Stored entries
— START —
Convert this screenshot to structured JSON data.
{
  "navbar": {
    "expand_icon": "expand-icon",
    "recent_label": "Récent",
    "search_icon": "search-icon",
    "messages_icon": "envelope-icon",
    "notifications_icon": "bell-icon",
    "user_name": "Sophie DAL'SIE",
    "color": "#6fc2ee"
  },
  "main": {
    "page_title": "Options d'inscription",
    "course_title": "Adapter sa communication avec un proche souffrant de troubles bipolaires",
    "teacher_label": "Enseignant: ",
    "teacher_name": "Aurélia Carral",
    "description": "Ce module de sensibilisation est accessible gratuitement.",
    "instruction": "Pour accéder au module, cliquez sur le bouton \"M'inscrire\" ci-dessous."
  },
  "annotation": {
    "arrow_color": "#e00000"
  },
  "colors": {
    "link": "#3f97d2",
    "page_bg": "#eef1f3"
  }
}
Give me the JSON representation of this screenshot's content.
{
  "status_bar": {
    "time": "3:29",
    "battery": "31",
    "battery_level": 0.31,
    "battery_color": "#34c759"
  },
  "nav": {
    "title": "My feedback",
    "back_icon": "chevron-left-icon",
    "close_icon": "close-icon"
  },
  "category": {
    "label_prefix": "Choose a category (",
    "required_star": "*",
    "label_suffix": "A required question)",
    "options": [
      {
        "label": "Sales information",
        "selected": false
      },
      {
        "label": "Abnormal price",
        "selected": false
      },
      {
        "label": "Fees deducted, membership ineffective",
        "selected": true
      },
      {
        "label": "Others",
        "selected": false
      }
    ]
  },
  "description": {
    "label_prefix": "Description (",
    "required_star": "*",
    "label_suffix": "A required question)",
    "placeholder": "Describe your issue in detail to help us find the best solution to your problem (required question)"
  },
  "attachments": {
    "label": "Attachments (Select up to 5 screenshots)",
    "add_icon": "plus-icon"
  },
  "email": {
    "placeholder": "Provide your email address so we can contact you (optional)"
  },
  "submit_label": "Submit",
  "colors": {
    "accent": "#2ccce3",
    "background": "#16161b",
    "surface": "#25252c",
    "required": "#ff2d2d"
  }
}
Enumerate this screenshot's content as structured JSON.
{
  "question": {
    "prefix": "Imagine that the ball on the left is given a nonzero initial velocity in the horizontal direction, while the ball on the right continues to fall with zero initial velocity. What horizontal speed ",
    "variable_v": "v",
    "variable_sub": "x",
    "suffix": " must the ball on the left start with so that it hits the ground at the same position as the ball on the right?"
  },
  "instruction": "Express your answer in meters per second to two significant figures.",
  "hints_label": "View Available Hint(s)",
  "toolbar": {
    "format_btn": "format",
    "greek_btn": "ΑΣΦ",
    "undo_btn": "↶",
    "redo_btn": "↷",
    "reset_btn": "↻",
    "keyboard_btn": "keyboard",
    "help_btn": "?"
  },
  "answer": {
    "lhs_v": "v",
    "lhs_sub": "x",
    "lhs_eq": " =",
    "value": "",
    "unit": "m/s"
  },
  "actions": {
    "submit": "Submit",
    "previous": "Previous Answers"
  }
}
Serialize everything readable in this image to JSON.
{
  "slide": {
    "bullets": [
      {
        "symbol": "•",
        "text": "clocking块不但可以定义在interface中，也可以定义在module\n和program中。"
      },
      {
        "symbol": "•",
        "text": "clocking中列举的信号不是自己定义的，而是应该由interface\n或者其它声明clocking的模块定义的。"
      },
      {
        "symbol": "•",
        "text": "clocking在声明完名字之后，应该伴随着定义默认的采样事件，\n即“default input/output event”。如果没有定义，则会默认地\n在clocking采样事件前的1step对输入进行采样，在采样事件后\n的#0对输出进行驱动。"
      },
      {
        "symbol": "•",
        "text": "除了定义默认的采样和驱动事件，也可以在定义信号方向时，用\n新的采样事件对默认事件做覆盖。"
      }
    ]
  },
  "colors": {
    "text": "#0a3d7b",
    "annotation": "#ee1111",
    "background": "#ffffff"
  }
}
— END —
What is being asked → Reproduce every record, matching each line exactly.

Written response →
Convert this screenshot to structured JSON data.
{
  "navbar": {
    "expand_icon": "expand-icon",
    "recent_label": "Récent",
    "search_icon": "search-icon",
    "messages_icon": "envelope-icon",
    "notifications_icon": "bell-icon",
    "user_name": "Sophie DAL'SIE",
    "color": "#6fc2ee"
  },
  "main": {
    "page_title": "Options d'inscription",
    "course_title": "Adapter sa communication avec un proche souffrant de troubles bipolaires",
    "teacher_label": "Enseignant: ",
    "teacher_name": "Aurélia Carral",
    "description": "Ce module de sensibilisation est accessible gratuitement.",
    "instruction": "Pour accéder au module, cliquez sur le bouton \"M'inscrire\" ci-dessous."
  },
  "annotation": {
    "arrow_color": "#e00000"
  },
  "colors": {
    "link": "#3f97d2",
    "page_bg": "#eef1f3"
  }
}
Give me the JSON representation of this screenshot's content.
{
  "status_bar": {
    "time": "3:29",
    "battery": "31",
    "battery_level": 0.31,
    "battery_color": "#34c759"
  },
  "nav": {
    "title": "My feedback",
    "back_icon": "chevron-left-icon",
    "close_icon": "close-icon"
  },
  "category": {
    "label_prefix": "Choose a category (",
    "required_star": "*",
    "label_suffix": "A required question)",
    "options": [
      {
        "label": "Sales information",
        "selected": false
      },
      {
        "label": "Abnormal price",
        "selected": false
      },
      {
        "label": "Fees deducted, membership ineffective",
        "selected": true
      },
      {
        "label": "Others",
        "selected": false
      }
    ]
  },
  "description": {
    "label_prefix": "Description (",
    "required_star": "*",
    "label_suffix": "A required question)",
    "placeholder": "Describe your issue in detail to help us find the best solution to your problem (required question)"
  },
  "attachments": {
    "label": "Attachments (Select up to 5 screenshots)",
    "add_icon": "plus-icon"
  },
  "email": {
    "placeholder": "Provide your email address so we can contact you (optional)"
  },
  "submit_label": "Submit",
  "colors": {
    "accent": "#2ccce3",
    "background": "#16161b",
    "surface": "#25252c",
    "required": "#ff2d2d"
  }
}
Enumerate this screenshot's content as structured JSON.
{
  "question": {
    "prefix": "Imagine that the ball on the left is given a nonzero initial velocity in the horizontal direction, while the ball on the right continues to fall with zero initial velocity. What horizontal speed ",
    "variable_v": "v",
    "variable_sub": "x",
    "suffix": " must the ball on the left start with so that it hits the ground at the same position as the ball on the right?"
  },
  "instruction": "Express your answer in meters per second to two significant figures.",
  "hints_label": "View Available Hint(s)",
  "toolbar": {
    "format_btn": "format",
    "greek_btn": "ΑΣΦ",
    "undo_btn": "↶",
    "redo_btn": "↷",
    "reset_btn": "↻",
    "keyboard_btn": "keyboard",
    "help_btn": "?"
  },
  "answer": {
    "lhs_v": "v",
    "lhs_sub": "x",
    "lhs_eq": " =",
    "value": "",
    "unit": "m/s"
  },
  "actions": {
    "submit": "Submit",
    "previous": "Previous Answers"
  }
}
Serialize everything readable in this image to JSON.
{
  "slide": {
    "bullets": [
      {
        "symbol": "•",
        "text": "clocking块不但可以定义在interface中，也可以定义在module\n和program中。"
      },
      {
        "symbol": "•",
        "text": "clocking中列举的信号不是自己定义的，而是应该由interface\n或者其它声明clocking的模块定义的。"
      },
      {
        "symbol": "•",
        "text": "clocking在声明完名字之后，应该伴随着定义默认的采样事件，\n即“default input/output event”。如果没有定义，则会默认地\n在clocking采样事件前的1step对输入进行采样，在采样事件后\n的#0对输出进行驱动。"
      },
      {
        "symbol": "•",
        "text": "除了定义默认的采样和驱动事件，也可以在定义信号方向时，用\n新的采样事件对默认事件做覆盖。"
      }
    ]
  },
  "colors": {
    "text": "#0a3d7b",
    "annotation": "#ee1111",
    "background": "#ffffff"
  }
}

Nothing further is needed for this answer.